▸ **WHAT TO DO**
Among the lines below, count those containing the word "name". Give the number only.

▸ **INPUT ROWS**
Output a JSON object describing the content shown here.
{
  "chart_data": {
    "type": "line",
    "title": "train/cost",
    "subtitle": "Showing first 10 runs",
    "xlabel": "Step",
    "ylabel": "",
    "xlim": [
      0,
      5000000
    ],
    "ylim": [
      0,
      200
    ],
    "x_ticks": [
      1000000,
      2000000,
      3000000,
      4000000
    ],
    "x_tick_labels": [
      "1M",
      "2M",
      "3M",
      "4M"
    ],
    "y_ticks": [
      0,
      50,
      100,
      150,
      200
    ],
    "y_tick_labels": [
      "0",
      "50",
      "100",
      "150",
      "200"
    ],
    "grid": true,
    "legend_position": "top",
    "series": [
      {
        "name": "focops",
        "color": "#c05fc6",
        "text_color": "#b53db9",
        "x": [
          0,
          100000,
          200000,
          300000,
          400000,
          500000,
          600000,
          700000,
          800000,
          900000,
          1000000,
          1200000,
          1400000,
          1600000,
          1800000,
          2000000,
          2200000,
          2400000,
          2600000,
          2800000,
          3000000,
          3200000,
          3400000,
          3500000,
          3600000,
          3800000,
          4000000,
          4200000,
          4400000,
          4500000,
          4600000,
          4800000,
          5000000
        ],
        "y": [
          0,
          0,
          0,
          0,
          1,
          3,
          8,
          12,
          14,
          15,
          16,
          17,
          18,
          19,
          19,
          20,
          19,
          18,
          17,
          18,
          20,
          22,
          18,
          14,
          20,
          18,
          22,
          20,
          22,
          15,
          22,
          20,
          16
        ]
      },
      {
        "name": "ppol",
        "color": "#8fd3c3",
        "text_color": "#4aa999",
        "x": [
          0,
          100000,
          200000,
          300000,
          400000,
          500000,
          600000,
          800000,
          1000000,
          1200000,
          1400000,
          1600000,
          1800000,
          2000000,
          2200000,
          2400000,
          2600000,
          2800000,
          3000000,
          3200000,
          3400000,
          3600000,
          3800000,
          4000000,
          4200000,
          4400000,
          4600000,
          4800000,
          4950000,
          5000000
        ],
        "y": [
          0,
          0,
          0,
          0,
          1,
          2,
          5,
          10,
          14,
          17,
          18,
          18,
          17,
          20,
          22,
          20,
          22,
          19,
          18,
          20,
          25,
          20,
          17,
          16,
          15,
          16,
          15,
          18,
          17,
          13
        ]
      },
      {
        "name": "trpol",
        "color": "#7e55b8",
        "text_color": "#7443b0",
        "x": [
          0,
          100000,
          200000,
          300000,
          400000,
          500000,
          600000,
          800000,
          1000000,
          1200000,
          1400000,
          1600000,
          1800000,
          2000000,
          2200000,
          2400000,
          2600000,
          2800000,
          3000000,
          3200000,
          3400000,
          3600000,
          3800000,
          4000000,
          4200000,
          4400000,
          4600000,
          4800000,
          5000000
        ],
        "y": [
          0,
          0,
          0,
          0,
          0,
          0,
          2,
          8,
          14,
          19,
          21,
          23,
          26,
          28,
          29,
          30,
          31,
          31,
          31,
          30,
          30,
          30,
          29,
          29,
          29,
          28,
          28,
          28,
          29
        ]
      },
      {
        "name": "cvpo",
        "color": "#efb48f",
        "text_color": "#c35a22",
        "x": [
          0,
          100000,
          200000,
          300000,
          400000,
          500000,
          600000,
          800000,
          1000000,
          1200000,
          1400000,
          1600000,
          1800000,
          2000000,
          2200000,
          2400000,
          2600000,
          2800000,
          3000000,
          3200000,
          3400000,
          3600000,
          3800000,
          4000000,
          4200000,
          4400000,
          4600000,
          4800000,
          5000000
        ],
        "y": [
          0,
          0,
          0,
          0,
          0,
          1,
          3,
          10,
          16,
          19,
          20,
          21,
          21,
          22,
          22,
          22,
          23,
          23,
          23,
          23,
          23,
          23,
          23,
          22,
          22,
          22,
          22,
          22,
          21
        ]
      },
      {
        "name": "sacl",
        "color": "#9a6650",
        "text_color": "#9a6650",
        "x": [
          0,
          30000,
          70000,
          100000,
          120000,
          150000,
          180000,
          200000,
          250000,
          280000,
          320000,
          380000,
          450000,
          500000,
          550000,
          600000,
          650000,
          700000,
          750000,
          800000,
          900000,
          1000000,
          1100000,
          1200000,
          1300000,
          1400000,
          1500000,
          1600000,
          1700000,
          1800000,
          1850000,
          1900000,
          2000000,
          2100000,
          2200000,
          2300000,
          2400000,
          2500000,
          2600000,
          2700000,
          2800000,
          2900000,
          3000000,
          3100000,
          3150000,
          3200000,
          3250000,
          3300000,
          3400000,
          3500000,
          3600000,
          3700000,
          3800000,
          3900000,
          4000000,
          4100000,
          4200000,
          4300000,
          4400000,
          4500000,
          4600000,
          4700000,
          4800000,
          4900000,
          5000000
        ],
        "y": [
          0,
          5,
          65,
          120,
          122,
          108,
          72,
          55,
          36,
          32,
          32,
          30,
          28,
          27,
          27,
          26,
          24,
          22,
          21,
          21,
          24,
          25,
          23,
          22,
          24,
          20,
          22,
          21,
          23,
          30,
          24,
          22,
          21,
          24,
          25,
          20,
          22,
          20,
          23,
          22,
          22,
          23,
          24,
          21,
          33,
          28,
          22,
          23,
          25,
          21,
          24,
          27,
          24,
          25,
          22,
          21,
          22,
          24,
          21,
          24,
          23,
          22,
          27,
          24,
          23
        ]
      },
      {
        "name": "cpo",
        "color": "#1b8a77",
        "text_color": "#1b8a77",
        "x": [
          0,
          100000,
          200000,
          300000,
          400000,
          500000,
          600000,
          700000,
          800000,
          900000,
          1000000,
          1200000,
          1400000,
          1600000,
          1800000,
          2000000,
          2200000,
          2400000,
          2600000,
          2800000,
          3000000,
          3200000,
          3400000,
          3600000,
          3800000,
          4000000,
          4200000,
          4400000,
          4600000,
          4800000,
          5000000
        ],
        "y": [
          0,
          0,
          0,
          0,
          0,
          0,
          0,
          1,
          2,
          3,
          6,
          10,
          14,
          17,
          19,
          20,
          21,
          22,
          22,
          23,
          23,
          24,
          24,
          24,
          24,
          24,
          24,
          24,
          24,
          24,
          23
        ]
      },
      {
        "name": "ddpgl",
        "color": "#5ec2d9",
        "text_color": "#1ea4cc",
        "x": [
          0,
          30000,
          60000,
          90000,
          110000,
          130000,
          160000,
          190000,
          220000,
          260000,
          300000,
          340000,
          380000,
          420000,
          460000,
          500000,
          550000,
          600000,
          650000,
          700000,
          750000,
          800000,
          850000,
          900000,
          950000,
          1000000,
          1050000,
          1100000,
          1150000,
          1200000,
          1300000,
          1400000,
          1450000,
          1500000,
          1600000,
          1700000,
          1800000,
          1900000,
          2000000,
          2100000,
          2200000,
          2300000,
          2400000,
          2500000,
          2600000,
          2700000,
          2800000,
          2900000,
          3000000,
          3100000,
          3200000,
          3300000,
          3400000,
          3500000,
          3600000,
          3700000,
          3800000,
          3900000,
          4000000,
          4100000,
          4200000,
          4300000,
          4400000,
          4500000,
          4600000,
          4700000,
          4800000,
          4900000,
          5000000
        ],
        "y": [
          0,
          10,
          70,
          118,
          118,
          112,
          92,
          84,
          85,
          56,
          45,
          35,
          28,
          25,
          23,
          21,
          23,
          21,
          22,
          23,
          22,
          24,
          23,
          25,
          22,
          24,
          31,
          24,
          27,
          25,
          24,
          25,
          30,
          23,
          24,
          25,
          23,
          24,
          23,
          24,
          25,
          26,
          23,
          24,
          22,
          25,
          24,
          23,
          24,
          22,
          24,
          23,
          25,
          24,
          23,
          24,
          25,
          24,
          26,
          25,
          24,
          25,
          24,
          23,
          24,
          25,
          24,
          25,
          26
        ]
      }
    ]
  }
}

▸ **THE REPLY**
7